:: Provided data

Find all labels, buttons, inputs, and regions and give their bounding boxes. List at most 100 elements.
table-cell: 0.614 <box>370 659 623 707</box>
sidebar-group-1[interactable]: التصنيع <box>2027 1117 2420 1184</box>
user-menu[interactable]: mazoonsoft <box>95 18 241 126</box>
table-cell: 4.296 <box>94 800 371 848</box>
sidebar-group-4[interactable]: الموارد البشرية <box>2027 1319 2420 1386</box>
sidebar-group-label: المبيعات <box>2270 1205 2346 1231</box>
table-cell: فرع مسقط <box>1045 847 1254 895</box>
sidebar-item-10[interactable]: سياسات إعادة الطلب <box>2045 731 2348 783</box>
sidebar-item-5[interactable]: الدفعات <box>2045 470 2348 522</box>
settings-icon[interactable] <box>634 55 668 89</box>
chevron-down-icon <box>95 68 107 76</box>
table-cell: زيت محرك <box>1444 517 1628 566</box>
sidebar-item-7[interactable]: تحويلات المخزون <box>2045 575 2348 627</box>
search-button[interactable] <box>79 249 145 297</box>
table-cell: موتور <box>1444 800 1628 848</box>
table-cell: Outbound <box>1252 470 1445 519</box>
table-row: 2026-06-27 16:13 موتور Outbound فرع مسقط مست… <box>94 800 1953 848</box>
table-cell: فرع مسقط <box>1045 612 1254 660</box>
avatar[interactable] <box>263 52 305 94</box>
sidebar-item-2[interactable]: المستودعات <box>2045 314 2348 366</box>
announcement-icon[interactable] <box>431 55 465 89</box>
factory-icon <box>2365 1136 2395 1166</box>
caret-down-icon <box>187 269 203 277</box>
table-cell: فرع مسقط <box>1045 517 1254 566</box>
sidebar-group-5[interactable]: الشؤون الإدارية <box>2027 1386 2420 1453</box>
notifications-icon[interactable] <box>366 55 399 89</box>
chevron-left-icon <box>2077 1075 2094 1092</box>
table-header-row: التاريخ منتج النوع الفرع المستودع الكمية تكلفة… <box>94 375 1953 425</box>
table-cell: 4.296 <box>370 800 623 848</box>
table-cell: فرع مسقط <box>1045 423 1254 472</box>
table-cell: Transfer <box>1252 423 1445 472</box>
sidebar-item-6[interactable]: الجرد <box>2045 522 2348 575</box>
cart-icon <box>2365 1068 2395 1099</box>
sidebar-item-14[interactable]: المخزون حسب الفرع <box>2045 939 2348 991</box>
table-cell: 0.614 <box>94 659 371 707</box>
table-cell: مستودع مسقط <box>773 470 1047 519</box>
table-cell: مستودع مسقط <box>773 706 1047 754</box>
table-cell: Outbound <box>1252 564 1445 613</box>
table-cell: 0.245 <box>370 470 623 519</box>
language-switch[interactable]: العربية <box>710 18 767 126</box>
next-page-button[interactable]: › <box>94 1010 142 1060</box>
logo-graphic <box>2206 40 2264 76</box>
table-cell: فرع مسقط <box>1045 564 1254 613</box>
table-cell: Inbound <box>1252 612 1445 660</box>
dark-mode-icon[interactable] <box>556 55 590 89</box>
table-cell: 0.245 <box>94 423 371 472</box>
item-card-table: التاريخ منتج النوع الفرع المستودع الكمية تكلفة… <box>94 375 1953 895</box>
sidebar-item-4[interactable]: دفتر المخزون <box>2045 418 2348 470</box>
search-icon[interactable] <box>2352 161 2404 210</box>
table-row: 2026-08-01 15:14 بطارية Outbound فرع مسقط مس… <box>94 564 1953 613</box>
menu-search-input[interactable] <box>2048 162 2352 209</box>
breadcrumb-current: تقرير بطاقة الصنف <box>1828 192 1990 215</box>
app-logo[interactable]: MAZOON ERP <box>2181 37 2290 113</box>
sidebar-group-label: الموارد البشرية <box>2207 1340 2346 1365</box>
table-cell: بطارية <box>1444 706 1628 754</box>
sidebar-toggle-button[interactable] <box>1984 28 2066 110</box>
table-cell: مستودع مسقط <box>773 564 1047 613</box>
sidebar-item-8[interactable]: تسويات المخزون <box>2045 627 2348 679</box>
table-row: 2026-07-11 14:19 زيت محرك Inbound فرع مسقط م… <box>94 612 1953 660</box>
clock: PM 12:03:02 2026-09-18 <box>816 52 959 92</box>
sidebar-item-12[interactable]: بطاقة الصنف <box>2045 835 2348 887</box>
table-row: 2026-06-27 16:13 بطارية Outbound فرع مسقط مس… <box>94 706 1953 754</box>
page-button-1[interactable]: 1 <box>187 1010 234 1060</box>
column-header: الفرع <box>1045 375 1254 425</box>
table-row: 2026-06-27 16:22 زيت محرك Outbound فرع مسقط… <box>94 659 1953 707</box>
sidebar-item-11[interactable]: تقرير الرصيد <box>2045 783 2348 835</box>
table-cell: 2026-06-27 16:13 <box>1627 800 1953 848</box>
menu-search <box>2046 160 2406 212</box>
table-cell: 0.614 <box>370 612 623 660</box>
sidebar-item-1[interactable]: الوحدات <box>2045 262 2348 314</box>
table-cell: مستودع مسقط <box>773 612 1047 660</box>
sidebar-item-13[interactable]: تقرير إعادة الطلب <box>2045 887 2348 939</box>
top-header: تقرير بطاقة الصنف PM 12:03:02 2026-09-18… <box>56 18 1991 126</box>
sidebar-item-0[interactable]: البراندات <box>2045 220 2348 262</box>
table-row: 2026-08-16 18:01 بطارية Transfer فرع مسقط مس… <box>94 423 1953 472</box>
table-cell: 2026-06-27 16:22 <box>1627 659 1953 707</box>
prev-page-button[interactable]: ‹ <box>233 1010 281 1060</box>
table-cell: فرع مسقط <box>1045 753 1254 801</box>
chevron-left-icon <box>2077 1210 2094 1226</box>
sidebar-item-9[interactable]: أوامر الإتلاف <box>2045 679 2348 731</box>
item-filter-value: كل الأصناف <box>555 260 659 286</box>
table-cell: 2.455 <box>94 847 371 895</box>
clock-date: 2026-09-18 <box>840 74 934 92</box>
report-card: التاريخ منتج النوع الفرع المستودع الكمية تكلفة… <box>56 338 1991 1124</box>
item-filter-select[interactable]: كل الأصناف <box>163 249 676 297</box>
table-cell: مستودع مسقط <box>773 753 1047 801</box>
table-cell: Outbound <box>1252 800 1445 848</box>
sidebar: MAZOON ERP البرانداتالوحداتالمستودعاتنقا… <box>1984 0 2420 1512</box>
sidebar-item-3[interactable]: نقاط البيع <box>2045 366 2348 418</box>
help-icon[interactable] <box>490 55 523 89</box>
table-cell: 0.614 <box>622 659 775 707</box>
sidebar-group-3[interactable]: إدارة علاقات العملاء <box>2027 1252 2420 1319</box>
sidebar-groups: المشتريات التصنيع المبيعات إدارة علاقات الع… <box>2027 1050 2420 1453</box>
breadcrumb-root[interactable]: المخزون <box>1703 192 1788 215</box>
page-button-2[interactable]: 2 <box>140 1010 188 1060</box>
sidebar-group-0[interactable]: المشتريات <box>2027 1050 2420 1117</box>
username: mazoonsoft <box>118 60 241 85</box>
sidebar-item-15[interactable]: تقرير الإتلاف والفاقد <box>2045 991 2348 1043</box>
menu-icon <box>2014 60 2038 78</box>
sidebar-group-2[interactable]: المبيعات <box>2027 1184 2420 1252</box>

::::

**Do this:** Rewrite every row above as a JSON list of strings, with one string for each line and no blank lines.

**Completed exercise:**
[
  "Find all labels, buttons, inputs, and regions and give their bounding boxes. List at most 100 elements.",
  "table-cell: 0.614 <box>370 659 623 707</box>",
  "sidebar-group-1[interactable]: التصنيع <box>2027 1117 2420 1184</box>",
  "user-menu[interactable]: mazoonsoft <box>95 18 241 126</box>",
  "table-cell: 4.296 <box>94 800 371 848</box>",
  "sidebar-group-4[interactable]: الموارد البشرية <box>2027 1319 2420 1386</box>",
  "sidebar-group-label: المبيعات <box>2270 1205 2346 1231</box>",
  "table-cell: فرع مسقط <box>1045 847 1254 895</box>",
  "sidebar-item-10[interactable]: سياسات إعادة الطلب <box>2045 731 2348 783</box>",
  "sidebar-item-5[interactable]: الدفعات <box>2045 470 2348 522</box>",
  "settings-icon[interactable] <box>634 55 668 89</box>",
  "chevron-down-icon <box>95 68 107 76</box>",
  "table-cell: زيت محرك <box>1444 517 1628 566</box>",
  "sidebar-item-7[interactable]: تحويلات المخزون <box>2045 575 2348 627</box>",
  "search-button[interactable] <box>79 249 145 297</box>",
  "table-cell: موتور <box>1444 800 1628 848</box>",
  "table-cell: Outbound <box>1252 470 1445 519</box>",
  "table-row: 2026-06-27 16:13 موتور Outbound فرع مسقط مست… <box>94 800 1953 848</box>",
  "table-cell: فرع مسقط <box>1045 612 1254 660</box>",
  "avatar[interactable] <box>263 52 305 94</box>",
  "sidebar-item-2[interactable]: المستودعات <box>2045 314 2348 366</box>",
  "announcement-icon[interactable] <box>431 55 465 89</box>",
  "factory-icon <box>2365 1136 2395 1166</box>",
  "caret-down-icon <box>187 269 203 277</box>",
  "table-cell: فرع مسقط <box>1045 517 1254 566</box>",
  "sidebar-group-5[interactable]: الشؤون الإدارية <box>2027 1386 2420 1453</box>",
  "notifications-icon[interactable] <box>366 55 399 89</box>",
  "chevron-left-icon <box>2077 1075 2094 1092</box>",
  "table-header-row: التاريخ منتج النوع الفرع المستودع الكمية تكلفة… <box>94 375 1953 425</box>",
  "table-cell: 4.296 <box>370 800 623 848</box>",
  "table-cell: فرع مسقط <box>1045 423 1254 472</box>",
  "table-cell: Transfer <box>1252 423 1445 472</box>",
  "sidebar-item-6[interactable]: الجرد <box>2045 522 2348 575</box>",
  "cart-icon <box>2365 1068 2395 1099</box>",
  "sidebar-item-14[interactable]: المخزون حسب الفرع <box>2045 939 2348 991</box>",
  "table-cell: 0.614 <box>94 659 371 707</box>",
  "table-cell: مستودع مسقط <box>773 470 1047 519</box>",
  "table-cell: مستودع مسقط <box>773 706 1047 754</box>",
  "table-cell: Outbound <box>1252 564 1445 613</box>",
  "table-cell: 0.245 <box>370 470 623 519</box>",
  "language-switch[interactable]: العربية <box>710 18 767 126</box>",
  "next-page-button[interactable]: › <box>94 1010 142 1060</box>",
  "logo-graphic <box>2206 40 2264 76</box>",
  "table-cell: فرع مسقط <box>1045 564 1254 613</box>",
  "table-cell: Inbound <box>1252 612 1445 660</box>",
  "dark-mode-icon[interactable] <box>556 55 590 89</box>",
  "table-cell: 0.245 <box>94 423 371 472</box>",
  "item-card-table: التاريخ منتج النوع الفرع المستودع الكمية تكلفة… <box>94 375 1953 895</box>",
  "sidebar-item-4[interactable]: دفتر المخزون <box>2045 418 2348 470</box>",
  "search-icon[interactable] <box>2352 161 2404 210</box>",
  "table-row: 2026-08-01 15:14 بطارية Outbound فرع مسقط مس… <box>94 564 1953 613</box>",
  "menu-search-input[interactable] <box>2048 162 2352 209</box>",
  "breadcrumb-current: تقرير بطاقة الصنف <box>1828 192 1990 215</box>",
  "app-logo[interactable]: MAZOON ERP <box>2181 37 2290 113</box>",
  "sidebar-group-label: الموارد البشرية <box>2207 1340 2346 1365</box>",
  "table-cell: بطارية <box>1444 706 1628 754</box>",
  "sidebar-toggle-button[interactable] <box>1984 28 2066 110</box>",
  "table-cell: مستودع مسقط <box>773 564 1047 613</box>",
  "sidebar-item-8[interactable]: تسويات المخزون <box>2045 627 2348 679</box>",
  "table-row: 2026-07-11 14:19 زيت محرك Inbound فرع مسقط م… <box>94 612 1953 660</box>",
  "clock: PM 12:03:02 2026-09-18 <box>816 52 959 92</box>",
  "sidebar-item-12[interactable]: بطاقة الصنف <box>2045 835 2348 887</box>",
  "table-row: 2026-06-27 16:13 بطارية Outbound فرع مسقط مس… <box>94 706 1953 754</box>",
  "page-button-1[interactable]: 1 <box>187 1010 234 1060</box>",
  "column-header: الفرع <box>1045 375 1254 425</box>",
  "table-row: 2026-06-27 16:22 زيت محرك Outbound فرع مسقط… <box>94 659 1953 707</box>",
  "sidebar-item-11[interactable]: تقرير الرصيد <box>2045 783 2348 835</box>",
  "table-cell: 2026-06-27 16:13 <box>1627 800 1953 848</box>",
  "menu-search <box>2046 160 2406 212</box>",
  "table-cell: 0.614 <box>370 612 623 660</box>",
  "sidebar-item-1[interactable]: الوحدات <box>2045 262 2348 314</box>",
  "table-cell: مستودع مسقط <box>773 612 1047 660</box>",
  "sidebar-item-13[interactable]: تقرير إعادة الطلب <box>2045 887 2348 939</box>",
  "top-header: تقرير بطاقة الصنف PM 12:03:02 2026-09-18… <box>56 18 1991 126</box>",
  "sidebar-item-0[interactable]: البراندات <box>2045 220 2348 262</box>",
  "table-row: 2026-08-16 18:01 بطارية Transfer فرع مسقط مس… <box>94 423 1953 472</box>",
  "table-cell: 2026-06-27 16:22 <box>1627 659 1953 707</box>",
  "prev-page-button[interactable]: ‹ <box>233 1010 281 1060</box>",
  "table-cell: فرع مسقط <box>1045 753 1254 801</box>",
  "chevron-left-icon <box>2077 1210 2094 1226</box>",
  "sidebar-item-9[interactable]: أوامر الإتلاف <box>2045 679 2348 731</box>",
  "item-filter-value: كل الأصناف <box>555 260 659 286</box>",
  "table-cell: 2.455 <box>94 847 371 895</box>",
  "clock-date: 2026-09-18 <box>840 74 934 92</box>",
  "report-card: التاريخ منتج النوع الفرع المستودع الكمية تكلفة… <box>56 338 1991 1124</box>",
  "item-filter-select[interactable]: كل الأصناف <box>163 249 676 297</box>",
  "table-cell: مستودع مسقط <box>773 753 1047 801</box>",
  "table-cell: Outbound <box>1252 800 1445 848</box>",
  "sidebar: MAZOON ERP البرانداتالوحداتالمستودعاتنقا… <box>1984 0 2420 1512</box>",
  "sidebar-item-3[interactable]: نقاط البيع <box>2045 366 2348 418</box>",
  "help-icon[interactable] <box>490 55 523 89</box>",
  "table-cell: 0.614 <box>622 659 775 707</box>",
  "sidebar-group-3[interactable]: إدارة علاقات العملاء <box>2027 1252 2420 1319</box>",
  "sidebar-groups: المشتريات التصنيع المبيعات إدارة علاقات الع… <box>2027 1050 2420 1453</box>",
  "breadcrumb-root[interactable]: المخزون <box>1703 192 1788 215</box>",
  "page-button-2[interactable]: 2 <box>140 1010 188 1060</box>",
  "sidebar-group-0[interactable]: المشتريات <box>2027 1050 2420 1117</box>",
  "username: mazoonsoft <box>118 60 241 85</box>",
  "sidebar-item-15[interactable]: تقرير الإتلاف والفاقد <box>2045 991 2348 1043</box>",
  "menu-icon <box>2014 60 2038 78</box>",
  "sidebar-group-2[interactable]: المبيعات <box>2027 1184 2420 1252</box>"
]